What you need to do
Return the records that follow, matching each one exactly.

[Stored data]
---+---

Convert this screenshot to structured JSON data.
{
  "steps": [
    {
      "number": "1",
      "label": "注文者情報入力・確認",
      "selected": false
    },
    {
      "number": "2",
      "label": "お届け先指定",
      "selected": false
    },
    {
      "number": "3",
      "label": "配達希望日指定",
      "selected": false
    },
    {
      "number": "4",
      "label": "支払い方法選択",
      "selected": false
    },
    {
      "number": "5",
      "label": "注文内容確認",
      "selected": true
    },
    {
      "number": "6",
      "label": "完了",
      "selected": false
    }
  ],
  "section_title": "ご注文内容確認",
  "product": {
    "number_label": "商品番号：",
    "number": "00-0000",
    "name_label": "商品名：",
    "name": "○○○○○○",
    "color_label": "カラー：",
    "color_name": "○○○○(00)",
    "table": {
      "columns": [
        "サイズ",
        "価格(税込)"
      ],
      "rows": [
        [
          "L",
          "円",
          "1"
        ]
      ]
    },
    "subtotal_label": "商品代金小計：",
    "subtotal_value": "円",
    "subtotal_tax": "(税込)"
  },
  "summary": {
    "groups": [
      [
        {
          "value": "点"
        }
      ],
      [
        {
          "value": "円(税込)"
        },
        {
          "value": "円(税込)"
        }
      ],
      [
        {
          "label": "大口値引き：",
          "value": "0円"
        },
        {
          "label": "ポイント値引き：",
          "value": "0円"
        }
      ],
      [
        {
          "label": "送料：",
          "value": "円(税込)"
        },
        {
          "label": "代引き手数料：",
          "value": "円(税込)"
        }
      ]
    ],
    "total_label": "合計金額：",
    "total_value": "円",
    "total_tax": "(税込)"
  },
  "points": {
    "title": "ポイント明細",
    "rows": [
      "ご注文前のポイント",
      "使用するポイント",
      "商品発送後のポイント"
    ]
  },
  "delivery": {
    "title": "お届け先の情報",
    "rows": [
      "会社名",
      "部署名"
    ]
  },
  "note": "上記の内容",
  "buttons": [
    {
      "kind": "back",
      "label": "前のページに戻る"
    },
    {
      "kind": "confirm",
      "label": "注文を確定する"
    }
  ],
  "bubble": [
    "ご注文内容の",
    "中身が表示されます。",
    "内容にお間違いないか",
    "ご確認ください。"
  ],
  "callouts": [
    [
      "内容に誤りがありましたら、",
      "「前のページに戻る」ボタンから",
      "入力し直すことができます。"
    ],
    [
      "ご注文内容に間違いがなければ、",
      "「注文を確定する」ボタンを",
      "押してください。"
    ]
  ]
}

---+---

Solution to the exercise
Convert this screenshot to structured JSON data.
{
  "steps": [
    {
      "number": "1",
      "label": "注文者情報入力・確認",
      "selected": false
    },
    {
      "number": "2",
      "label": "お届け先指定",
      "selected": false
    },
    {
      "number": "3",
      "label": "配達希望日指定",
      "selected": false
    },
    {
      "number": "4",
      "label": "支払い方法選択",
      "selected": false
    },
    {
      "number": "5",
      "label": "注文内容確認",
      "selected": true
    },
    {
      "number": "6",
      "label": "完了",
      "selected": false
    }
  ],
  "section_title": "ご注文内容確認",
  "product": {
    "number_label": "商品番号：",
    "number": "00-0000",
    "name_label": "商品名：",
    "name": "○○○○○○",
    "color_label": "カラー：",
    "color_name": "○○○○(00)",
    "table": {
      "columns": [
        "サイズ",
        "価格(税込)"
      ],
      "rows": [
        [
          "L",
          "円",
          "1"
        ]
      ]
    },
    "subtotal_label": "商品代金小計：",
    "subtotal_value": "円",
    "subtotal_tax": "(税込)"
  },
  "summary": {
    "groups": [
      [
        {
          "value": "点"
        }
      ],
      [
        {
          "value": "円(税込)"
        },
        {
          "value": "円(税込)"
        }
      ],
      [
        {
          "label": "大口値引き：",
          "value": "0円"
        },
        {
          "label": "ポイント値引き：",
          "value": "0円"
        }
      ],
      [
        {
          "label": "送料：",
          "value": "円(税込)"
        },
        {
          "label": "代引き手数料：",
          "value": "円(税込)"
        }
      ]
    ],
    "total_label": "合計金額：",
    "total_value": "円",
    "total_tax": "(税込)"
  },
  "points": {
    "title": "ポイント明細",
    "rows": [
      "ご注文前のポイント",
      "使用するポイント",
      "商品発送後のポイント"
    ]
  },
  "delivery": {
    "title": "お届け先の情報",
    "rows": [
      "会社名",
      "部署名"
    ]
  },
  "note": "上記の内容",
  "buttons": [
    {
      "kind": "back",
      "label": "前のページに戻る"
    },
    {
      "kind": "confirm",
      "label": "注文を確定する"
    }
  ],
  "bubble": [
    "ご注文内容の",
    "中身が表示されます。",
    "内容にお間違いないか",
    "ご確認ください。"
  ],
  "callouts": [
    [
      "内容に誤りがありましたら、",
      "「前のページに戻る」ボタンから",
      "入力し直すことができます。"
    ],
    [
      "ご注文内容に間違いがなければ、",
      "「注文を確定する」ボタンを",
      "押してください。"
    ]
  ]
}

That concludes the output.